-- Start of SUPPLIED DATA --

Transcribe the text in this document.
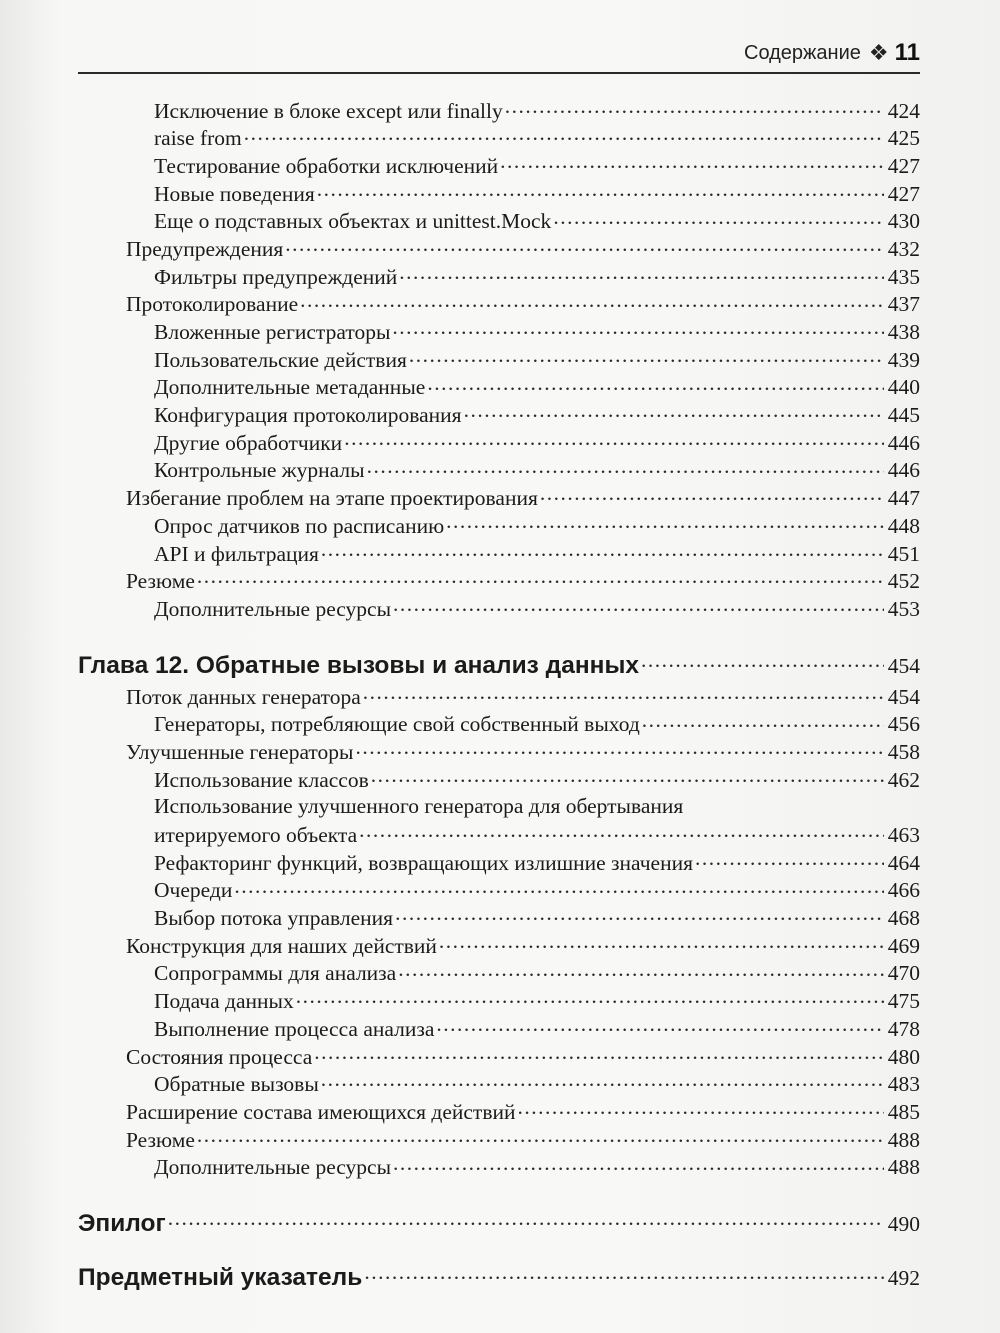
Содержание ❖ 11
Исключение в блоке except или finally .....	424
raise from .....	425
Тестирование обработки исключений .....	427
Новые поведения .....	427
Еще о подставных объектах и unittest.Mock .....	430
Предупреждения .....	432
Фильтры предупреждений .....	435
Протоколирование .....	437
Вложенные регистраторы .....	438
Пользовательские действия .....	439
Дополнительные метаданные .....	440
Конфигурация протоколирования .....	445
Другие обработчики .....	446
Контрольные журналы .....	446
Избегание проблем на этапе проектирования .....	447
Опрос датчиков по расписанию .....	448
API и фильтрация .....	451
Резюме .....	452
Дополнительные ресурсы .....	453
Глава 12. Обратные вызовы и анализ данных .....	454
Поток данных генератора .....	454
Генераторы, потребляющие свой собственный выход .....	456
Улучшенные генераторы .....	458
Использование классов .....	462
Использование улучшенного генератора для обертывания
итерируемого объекта .....	463
Рефакторинг функций, возвращающих излишние значения .....	464
Очереди .....	466
Выбор потока управления .....	468
Конструкция для наших действий .....	469
Сопрограммы для анализа .....	470
Подача данных .....	475
Выполнение процесса анализа .....	478
Состояния процесса .....	480
Обратные вызовы .....	483
Расширение состава имеющихся действий .....	485
Резюме .....	488
Дополнительные ресурсы .....	488
Эпилог .....	490
Предметный указатель .....	492
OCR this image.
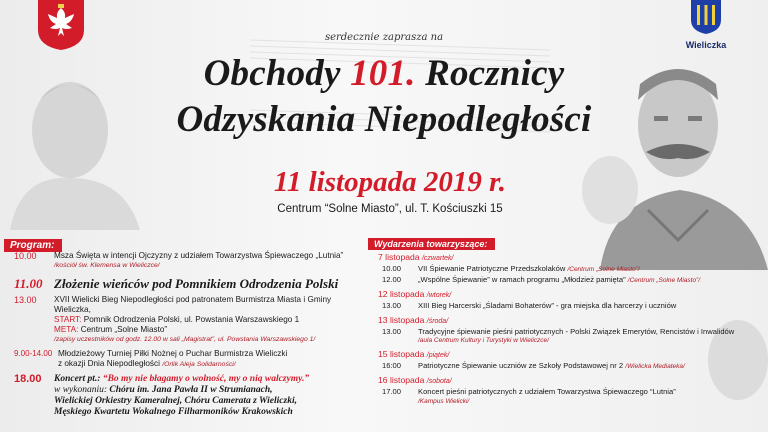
Wieliczka
serdecznie zaprasza na
Obchody 101. Rocznicy
Odzyskania Niepodległości
11 listopada 2019 r.
Centrum “Solne Miasto”, ul. T. Kościuszki 15
Program:
10.00 Msza Święta w intencji Ojczyzny z udziałem Towarzystwa Śpiewaczego „Lutnia”
/kościół św. Klemensa w Wieliczce/
11.00 Złożenie wieńców pod Pomnikiem Odrodzenia Polski
13.00 XVII Wielicki Bieg Niepodległości pod patronatem Burmistrza Miasta i Gminy Wieliczka,
START: Pomnik Odrodzenia Polski, ul. Powstania Warszawskiego 1
META: Centrum „Solne Miasto”
/zapisy uczestników od godz. 12.00 w sali „Magistrat”, ul. Powstania Warszawskiego 1/
9.00-14.00 Młodzieżowy Turniej Piłki Nożnej o Puchar Burmistrza Wieliczki
z okazji Dnia Niepodległości /Orlik Aleja Solidarności/
18.00 Koncert pt.: “Bo my nie błagamy o wolność, my o nią walczymy.”
w wykonaniu: Chóru im. Jana Pawła II w Strumianach,
Wielickiej Orkiestry Kameralnej, Chóru Camerata z Wieliczki,
Męskiego Kwartetu Wokalnego Filharmoników Krakowskich
Wydarzenia towarzyszące:
7 listopada /czwartek/
10.00 VII Śpiewanie Patriotyczne Przedszkolaków /Centrum „Solne Miasto”/
12.00 „Wspólne Śpiewanie” w ramach programu „Młodzież pamięta” /Centrum „Solne Miasto”/
12 listopada /wtorek/
13.00 XIII Bieg Harcerski „Śladami Bohaterów” - gra miejska dla harcerzy i uczniów
13 listopada /środa/
13.00 Tradycyjne śpiewanie pieśni patriotycznych - Polski Związek Emerytów, Rencistów i Inwalidów
/aula Centrum Kultury i Turystyki w Wieliczce/
15 listopada /piątek/
16:00 Patriotyczne Śpiewanie uczniów ze Szkoły Podstawowej nr 2 /Wielicka Mediateka/
16 listopada /sobota/
17.00 Koncert pieśni patriotycznych z udziałem Towarzystwa Śpiewaczego “Lutnia”
/Kampus Wielicki/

-- End of SUPPLIED DATA --

EXERCISE GOAL
In the records, locate each line holding the string "uczniów" and copy it.

TASK RESPONSE
13.00 XIII Bieg Harcerski „Śladami Bohaterów” - gra miejska dla harcerzy i uczniów
16:00 Patriotyczne Śpiewanie uczniów ze Szkoły Podstawowej nr 2 /Wielicka Mediateka/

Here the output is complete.